**Written task**
Exactly and only the lines from the one with "Read this page and output its text content." through the end of the listing are to be transcribed, both ends included.

Stored entries
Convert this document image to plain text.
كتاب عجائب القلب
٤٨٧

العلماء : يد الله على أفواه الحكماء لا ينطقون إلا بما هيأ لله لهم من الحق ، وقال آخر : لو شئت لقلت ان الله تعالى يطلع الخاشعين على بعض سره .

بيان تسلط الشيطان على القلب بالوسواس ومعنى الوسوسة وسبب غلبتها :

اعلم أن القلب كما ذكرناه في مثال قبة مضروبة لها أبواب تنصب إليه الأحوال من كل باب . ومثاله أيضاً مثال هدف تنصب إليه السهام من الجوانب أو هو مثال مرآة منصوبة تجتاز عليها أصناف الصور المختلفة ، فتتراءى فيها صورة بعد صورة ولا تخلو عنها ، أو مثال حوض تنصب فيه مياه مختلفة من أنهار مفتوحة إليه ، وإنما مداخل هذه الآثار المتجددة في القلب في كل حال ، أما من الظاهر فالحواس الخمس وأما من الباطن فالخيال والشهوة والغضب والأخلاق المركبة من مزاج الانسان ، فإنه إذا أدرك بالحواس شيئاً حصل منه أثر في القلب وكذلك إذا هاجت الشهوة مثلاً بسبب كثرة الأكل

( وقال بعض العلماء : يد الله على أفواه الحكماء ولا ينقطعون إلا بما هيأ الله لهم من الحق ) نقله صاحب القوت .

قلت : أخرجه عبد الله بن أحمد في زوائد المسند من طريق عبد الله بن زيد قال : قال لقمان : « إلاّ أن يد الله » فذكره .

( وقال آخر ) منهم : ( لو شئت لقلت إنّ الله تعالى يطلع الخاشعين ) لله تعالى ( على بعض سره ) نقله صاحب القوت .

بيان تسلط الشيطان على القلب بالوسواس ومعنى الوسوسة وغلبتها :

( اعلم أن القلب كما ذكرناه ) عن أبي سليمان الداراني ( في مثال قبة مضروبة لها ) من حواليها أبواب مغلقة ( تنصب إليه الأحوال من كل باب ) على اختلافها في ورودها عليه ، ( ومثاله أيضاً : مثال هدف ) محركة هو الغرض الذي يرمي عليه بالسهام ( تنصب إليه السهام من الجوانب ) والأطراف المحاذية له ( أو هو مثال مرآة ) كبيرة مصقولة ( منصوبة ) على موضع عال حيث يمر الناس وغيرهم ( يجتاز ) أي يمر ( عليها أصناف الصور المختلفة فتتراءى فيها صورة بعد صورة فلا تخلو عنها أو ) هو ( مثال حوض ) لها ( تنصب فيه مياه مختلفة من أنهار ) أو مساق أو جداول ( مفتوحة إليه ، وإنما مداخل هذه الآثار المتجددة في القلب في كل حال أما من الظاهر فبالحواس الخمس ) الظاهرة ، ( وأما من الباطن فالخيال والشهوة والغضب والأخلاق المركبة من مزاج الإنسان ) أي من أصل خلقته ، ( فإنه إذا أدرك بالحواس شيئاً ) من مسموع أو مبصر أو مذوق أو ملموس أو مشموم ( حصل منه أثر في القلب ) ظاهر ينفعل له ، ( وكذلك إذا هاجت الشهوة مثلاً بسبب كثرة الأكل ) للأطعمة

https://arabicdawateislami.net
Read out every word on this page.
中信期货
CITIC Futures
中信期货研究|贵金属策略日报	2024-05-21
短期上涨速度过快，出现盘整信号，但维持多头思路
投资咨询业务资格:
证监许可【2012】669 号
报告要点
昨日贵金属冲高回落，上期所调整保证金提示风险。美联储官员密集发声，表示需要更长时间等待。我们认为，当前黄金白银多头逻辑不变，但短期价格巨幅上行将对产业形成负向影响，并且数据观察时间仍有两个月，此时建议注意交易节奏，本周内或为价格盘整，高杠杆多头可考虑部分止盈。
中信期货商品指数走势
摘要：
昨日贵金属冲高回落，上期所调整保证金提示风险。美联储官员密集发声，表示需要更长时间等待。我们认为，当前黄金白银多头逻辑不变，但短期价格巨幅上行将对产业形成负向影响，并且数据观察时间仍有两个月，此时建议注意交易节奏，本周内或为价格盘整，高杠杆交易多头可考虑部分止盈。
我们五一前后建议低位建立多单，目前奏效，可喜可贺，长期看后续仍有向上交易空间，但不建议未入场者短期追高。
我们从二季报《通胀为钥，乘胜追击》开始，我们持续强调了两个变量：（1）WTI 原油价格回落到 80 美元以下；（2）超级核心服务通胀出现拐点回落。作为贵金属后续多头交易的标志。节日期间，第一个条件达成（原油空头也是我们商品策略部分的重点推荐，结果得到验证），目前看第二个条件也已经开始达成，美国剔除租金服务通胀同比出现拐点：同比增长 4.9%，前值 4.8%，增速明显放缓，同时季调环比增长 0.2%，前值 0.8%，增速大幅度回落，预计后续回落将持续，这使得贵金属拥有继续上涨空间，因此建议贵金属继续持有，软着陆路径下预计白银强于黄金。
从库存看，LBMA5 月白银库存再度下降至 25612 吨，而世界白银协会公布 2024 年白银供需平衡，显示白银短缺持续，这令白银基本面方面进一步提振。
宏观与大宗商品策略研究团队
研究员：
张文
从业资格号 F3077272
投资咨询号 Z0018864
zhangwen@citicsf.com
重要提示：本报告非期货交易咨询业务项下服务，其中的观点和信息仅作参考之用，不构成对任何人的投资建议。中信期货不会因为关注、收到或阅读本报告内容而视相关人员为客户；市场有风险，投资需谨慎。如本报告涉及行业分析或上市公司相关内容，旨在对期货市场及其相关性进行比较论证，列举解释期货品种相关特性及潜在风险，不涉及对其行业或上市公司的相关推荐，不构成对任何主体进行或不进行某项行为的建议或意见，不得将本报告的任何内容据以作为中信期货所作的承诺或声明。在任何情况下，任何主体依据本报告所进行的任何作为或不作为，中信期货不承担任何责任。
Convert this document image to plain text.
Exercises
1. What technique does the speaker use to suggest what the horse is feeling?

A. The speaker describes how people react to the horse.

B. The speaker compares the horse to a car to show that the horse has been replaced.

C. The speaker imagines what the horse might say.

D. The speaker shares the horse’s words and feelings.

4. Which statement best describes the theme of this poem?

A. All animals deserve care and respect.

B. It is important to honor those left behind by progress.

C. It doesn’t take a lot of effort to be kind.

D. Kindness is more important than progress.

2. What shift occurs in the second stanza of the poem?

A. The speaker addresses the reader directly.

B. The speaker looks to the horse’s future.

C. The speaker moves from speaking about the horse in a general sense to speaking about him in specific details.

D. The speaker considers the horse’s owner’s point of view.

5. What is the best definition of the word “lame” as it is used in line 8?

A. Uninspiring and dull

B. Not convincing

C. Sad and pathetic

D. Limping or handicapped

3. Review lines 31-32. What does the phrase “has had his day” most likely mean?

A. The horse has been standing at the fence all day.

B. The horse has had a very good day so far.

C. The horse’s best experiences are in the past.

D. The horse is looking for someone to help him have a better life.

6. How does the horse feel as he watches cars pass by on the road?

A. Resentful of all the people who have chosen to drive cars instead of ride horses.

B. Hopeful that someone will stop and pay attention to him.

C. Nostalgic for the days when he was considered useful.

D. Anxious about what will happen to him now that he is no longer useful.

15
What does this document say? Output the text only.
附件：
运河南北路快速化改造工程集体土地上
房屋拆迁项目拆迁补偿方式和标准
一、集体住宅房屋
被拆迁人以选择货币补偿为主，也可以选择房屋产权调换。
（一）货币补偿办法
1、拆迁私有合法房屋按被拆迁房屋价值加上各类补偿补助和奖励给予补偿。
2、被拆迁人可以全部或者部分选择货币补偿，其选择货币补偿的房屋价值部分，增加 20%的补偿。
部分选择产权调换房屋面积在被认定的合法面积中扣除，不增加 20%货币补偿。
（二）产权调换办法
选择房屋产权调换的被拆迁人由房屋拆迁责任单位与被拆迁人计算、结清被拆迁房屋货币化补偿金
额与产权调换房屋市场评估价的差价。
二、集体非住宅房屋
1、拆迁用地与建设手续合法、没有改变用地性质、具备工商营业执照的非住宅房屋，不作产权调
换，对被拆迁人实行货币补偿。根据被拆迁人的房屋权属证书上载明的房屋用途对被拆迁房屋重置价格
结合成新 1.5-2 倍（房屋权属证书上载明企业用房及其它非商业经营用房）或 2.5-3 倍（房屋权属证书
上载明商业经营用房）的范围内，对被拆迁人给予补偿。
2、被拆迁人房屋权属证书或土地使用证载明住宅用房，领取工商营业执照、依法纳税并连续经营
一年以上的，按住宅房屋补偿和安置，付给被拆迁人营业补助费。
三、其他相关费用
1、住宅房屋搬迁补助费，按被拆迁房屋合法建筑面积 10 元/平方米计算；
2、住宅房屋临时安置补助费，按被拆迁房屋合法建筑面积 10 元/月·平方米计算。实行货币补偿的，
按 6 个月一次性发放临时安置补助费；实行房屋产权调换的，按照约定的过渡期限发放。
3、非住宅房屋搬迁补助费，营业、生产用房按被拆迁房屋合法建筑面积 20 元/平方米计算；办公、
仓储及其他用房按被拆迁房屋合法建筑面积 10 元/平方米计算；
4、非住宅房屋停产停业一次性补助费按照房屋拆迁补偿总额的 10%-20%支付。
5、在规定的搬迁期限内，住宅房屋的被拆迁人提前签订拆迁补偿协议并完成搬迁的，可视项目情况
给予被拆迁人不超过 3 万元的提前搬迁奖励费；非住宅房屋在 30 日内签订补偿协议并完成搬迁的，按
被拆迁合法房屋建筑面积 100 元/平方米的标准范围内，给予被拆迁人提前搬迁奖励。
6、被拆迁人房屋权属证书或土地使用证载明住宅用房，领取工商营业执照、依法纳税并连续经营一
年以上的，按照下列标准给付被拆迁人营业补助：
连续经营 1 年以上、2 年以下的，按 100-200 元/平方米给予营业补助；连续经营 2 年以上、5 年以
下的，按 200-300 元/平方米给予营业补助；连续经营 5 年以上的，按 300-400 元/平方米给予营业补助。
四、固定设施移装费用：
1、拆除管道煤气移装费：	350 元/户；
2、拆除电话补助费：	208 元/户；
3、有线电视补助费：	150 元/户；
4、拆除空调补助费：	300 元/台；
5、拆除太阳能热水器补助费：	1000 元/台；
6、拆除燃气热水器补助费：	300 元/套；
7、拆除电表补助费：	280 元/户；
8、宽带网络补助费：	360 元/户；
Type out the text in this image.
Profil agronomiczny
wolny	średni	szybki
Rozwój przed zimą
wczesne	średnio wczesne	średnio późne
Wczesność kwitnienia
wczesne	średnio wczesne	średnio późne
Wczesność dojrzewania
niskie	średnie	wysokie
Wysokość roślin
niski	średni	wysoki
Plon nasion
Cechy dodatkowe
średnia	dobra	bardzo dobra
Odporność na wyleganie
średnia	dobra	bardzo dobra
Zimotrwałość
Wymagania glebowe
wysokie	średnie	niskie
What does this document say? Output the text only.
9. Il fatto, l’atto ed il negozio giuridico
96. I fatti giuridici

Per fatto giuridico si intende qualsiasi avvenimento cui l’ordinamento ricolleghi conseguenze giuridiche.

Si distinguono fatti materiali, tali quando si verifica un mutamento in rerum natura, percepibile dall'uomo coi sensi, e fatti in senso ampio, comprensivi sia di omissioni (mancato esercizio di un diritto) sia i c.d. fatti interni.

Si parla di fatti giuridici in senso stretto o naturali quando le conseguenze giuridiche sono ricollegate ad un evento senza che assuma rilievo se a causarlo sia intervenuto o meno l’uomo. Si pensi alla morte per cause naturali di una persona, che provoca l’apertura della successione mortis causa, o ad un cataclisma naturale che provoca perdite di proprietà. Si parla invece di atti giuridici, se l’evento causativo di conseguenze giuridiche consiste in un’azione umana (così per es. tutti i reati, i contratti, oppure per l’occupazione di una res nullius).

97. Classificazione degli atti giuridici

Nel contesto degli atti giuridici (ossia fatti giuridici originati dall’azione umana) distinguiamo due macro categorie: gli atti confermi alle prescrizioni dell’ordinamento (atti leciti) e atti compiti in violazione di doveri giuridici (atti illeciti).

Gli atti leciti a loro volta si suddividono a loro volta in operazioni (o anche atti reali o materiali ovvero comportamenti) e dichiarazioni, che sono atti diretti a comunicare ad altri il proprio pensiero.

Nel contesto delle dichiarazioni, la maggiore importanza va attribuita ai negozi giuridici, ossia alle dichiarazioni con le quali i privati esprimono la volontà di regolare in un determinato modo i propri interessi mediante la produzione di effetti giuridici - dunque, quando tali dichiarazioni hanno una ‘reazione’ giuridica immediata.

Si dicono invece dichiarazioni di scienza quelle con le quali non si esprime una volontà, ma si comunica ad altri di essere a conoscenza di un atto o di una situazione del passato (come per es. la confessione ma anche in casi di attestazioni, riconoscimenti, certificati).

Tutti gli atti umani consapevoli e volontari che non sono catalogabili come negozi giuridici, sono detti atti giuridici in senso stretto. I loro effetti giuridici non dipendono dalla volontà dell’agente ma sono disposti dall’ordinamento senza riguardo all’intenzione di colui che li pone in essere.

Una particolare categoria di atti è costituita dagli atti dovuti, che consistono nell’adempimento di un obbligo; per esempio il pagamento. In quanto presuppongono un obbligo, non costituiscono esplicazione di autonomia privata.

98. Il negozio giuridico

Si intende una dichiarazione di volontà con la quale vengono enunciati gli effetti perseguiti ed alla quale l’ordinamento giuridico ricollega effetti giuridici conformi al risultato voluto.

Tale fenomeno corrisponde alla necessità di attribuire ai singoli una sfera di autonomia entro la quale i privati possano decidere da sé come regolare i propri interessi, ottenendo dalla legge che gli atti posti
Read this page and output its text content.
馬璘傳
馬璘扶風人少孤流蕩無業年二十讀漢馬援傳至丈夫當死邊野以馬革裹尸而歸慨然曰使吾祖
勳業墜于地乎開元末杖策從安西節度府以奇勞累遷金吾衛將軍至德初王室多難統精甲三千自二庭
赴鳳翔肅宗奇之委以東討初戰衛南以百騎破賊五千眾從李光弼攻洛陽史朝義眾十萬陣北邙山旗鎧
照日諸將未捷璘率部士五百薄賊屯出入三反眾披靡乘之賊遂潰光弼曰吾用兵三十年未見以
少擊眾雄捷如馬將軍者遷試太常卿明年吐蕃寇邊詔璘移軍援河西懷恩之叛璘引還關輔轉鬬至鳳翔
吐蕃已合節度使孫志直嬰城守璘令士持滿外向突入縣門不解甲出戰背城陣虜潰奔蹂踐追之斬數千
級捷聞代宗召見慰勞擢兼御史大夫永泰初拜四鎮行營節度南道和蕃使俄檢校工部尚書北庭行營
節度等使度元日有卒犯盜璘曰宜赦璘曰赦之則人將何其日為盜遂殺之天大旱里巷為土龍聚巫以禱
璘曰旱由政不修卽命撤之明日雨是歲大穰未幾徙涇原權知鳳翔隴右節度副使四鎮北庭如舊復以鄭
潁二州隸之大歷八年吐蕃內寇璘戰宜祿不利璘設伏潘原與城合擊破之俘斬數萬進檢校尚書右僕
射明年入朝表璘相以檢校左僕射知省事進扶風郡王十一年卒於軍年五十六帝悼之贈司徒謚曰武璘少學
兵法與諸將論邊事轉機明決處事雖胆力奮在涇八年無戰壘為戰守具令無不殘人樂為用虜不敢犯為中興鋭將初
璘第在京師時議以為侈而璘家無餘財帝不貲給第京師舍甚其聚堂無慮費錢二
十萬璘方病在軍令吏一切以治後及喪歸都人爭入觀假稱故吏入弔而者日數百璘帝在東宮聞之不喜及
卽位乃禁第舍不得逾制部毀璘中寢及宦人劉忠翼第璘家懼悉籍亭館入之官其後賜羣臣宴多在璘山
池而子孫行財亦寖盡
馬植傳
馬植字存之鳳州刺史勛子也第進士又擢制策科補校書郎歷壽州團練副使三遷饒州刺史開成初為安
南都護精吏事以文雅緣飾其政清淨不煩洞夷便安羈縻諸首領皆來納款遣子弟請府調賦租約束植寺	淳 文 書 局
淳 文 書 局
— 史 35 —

**Task output**
Read this page and output its text content.
馬璘傳
馬璘扶風人少孤流蕩無業年二十讀漢馬援傳至丈夫當死邊野以馬革裹尸而歸慨然曰使吾祖
勳業墜于地乎開元末杖策從安西節度府以奇勞累遷金吾衛將軍至德初王室多難統精甲三千自二庭
赴鳳翔肅宗奇之委以東討初戰衛南以百騎破賊五千眾從李光弼攻洛陽史朝義眾十萬陣北邙山旗鎧
照日諸將未捷璘率部士五百薄賊屯出入三反眾披靡乘之賊遂潰光弼曰吾用兵三十年未見以
少擊眾雄捷如馬將軍者遷試太常卿明年吐蕃寇邊詔璘移軍援河西懷恩之叛璘引還關輔轉鬬至鳳翔
吐蕃已合節度使孫志直嬰城守璘令士持滿外向突入縣門不解甲出戰背城陣虜潰奔蹂踐追之斬數千
級捷聞代宗召見慰勞擢兼御史大夫永泰初拜四鎮行營節度南道和蕃使俄檢校工部尚書北庭行營
節度等使度元日有卒犯盜璘曰宜赦璘曰赦之則人將何其日為盜遂殺之天大旱里巷為土龍聚巫以禱
璘曰旱由政不修卽命撤之明日雨是歲大穰未幾徙涇原權知鳳翔隴右節度副使四鎮北庭如舊復以鄭
潁二州隸之大歷八年吐蕃內寇璘戰宜祿不利璘設伏潘原與城合擊破之俘斬數萬進檢校尚書右僕
射明年入朝表璘相以檢校左僕射知省事進扶風郡王十一年卒於軍年五十六帝悼之贈司徒謚曰武璘少學
兵法與諸將論邊事轉機明決處事雖胆力奮在涇八年無戰壘為戰守具令無不殘人樂為用虜不敢犯為中興鋭將初
璘第在京師時議以為侈而璘家無餘財帝不貲給第京師舍甚其聚堂無慮費錢二
十萬璘方病在軍令吏一切以治後及喪歸都人爭入觀假稱故吏入弔而者日數百璘帝在東宮聞之不喜及
卽位乃禁第舍不得逾制部毀璘中寢及宦人劉忠翼第璘家懼悉籍亭館入之官其後賜羣臣宴多在璘山
池而子孫行財亦寖盡
馬植傳
馬植字存之鳳州刺史勛子也第進士又擢制策科補校書郎歷壽州團練副使三遷饒州刺史開成初為安
南都護精吏事以文雅緣飾其政清淨不煩洞夷便安羈縻諸首領皆來納款遣子弟請府調賦租約束植寺	淳 文 書 局
淳 文 書 局
— 史 35 —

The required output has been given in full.